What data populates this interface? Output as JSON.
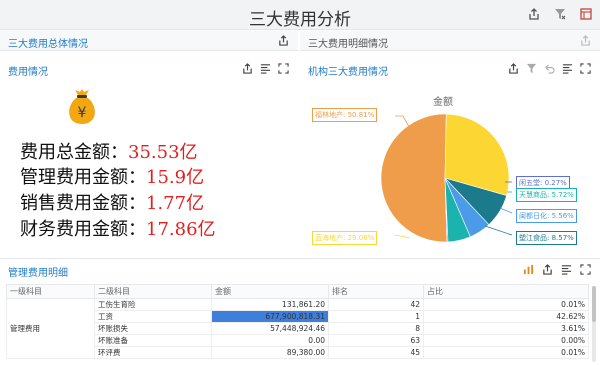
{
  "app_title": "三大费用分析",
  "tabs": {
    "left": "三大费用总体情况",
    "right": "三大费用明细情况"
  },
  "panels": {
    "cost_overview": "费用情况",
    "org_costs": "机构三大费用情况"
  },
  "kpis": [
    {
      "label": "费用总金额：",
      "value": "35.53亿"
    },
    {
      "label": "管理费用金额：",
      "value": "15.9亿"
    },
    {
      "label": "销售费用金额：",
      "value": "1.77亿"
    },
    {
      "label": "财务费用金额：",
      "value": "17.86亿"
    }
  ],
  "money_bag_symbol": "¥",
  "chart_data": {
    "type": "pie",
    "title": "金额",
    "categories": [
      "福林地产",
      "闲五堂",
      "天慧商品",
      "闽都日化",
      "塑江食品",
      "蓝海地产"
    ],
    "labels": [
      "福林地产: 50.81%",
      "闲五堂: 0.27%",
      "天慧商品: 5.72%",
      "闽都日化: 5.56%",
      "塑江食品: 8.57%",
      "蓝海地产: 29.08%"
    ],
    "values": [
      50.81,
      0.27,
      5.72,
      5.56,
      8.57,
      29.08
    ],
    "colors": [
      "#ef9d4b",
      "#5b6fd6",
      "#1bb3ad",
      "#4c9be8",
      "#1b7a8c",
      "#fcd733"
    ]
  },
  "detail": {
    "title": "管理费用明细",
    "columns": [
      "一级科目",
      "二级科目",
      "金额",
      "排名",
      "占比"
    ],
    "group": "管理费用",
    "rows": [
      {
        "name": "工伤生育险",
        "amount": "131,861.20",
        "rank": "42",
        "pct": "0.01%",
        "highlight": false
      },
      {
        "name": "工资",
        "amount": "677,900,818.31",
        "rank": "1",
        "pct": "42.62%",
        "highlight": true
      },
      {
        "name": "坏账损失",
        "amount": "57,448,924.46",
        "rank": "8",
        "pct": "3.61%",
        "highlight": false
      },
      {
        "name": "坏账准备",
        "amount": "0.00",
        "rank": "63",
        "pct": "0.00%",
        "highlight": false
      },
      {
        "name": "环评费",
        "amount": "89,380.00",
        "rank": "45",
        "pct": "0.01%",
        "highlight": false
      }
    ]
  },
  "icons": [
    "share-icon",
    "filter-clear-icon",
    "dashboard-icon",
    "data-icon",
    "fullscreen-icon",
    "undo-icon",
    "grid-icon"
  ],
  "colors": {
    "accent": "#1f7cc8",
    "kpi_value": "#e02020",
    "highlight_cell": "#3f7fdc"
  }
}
■ ■ ■ ■ ■
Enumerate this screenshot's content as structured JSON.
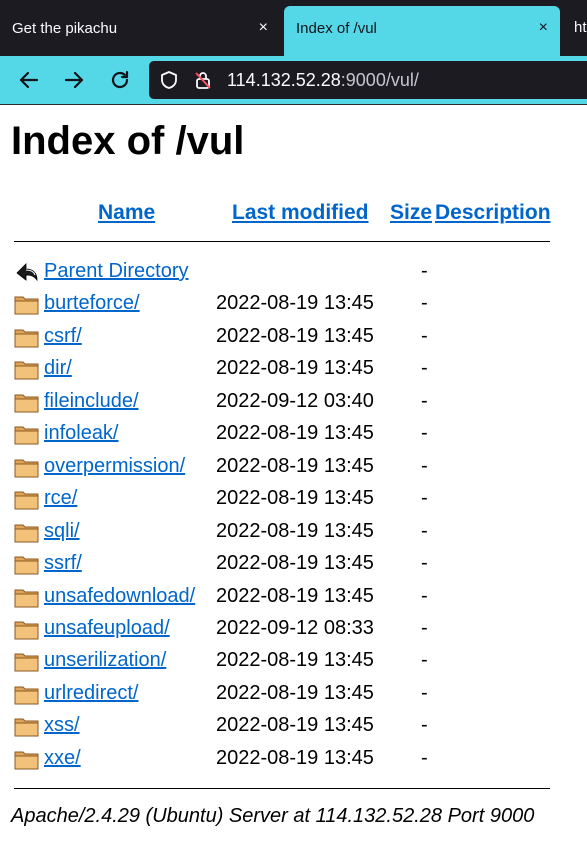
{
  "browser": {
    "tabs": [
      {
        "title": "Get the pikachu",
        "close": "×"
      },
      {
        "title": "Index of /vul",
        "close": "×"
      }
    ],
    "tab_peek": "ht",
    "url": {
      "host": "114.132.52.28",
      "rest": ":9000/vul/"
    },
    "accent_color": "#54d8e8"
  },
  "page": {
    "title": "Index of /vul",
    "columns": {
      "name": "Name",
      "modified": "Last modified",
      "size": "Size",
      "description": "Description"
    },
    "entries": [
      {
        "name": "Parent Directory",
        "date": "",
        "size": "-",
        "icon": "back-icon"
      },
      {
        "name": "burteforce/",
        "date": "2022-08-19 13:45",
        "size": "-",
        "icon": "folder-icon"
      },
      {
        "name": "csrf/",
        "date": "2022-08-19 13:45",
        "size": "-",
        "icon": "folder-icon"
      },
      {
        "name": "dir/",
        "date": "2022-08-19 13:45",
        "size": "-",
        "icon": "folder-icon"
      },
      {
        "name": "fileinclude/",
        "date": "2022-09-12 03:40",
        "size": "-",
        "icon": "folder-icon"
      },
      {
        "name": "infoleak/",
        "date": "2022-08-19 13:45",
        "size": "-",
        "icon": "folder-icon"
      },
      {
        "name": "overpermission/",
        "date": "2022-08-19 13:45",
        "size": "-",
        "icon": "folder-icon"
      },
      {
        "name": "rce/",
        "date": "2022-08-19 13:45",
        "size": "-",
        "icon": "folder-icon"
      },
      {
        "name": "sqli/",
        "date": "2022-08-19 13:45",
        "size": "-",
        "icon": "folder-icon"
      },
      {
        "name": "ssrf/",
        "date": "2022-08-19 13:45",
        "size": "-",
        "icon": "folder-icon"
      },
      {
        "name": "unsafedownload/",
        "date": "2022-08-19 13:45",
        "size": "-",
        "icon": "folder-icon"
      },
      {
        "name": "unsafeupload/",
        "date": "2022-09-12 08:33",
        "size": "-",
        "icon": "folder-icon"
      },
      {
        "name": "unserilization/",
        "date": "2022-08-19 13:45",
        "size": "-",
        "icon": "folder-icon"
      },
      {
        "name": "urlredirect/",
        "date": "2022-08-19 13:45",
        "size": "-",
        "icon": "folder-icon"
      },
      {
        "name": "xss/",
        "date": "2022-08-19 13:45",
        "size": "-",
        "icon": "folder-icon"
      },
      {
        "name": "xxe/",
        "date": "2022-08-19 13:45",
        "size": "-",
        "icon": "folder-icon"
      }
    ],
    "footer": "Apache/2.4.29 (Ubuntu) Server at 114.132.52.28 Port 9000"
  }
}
■ ■ ■ ■ ■
§ What to work on
Where a line holds "this", copy that line.

§ Output of the exercise
What data populates this interface? Output as JSON.
Enumerate this screenshot's content as structured JSON.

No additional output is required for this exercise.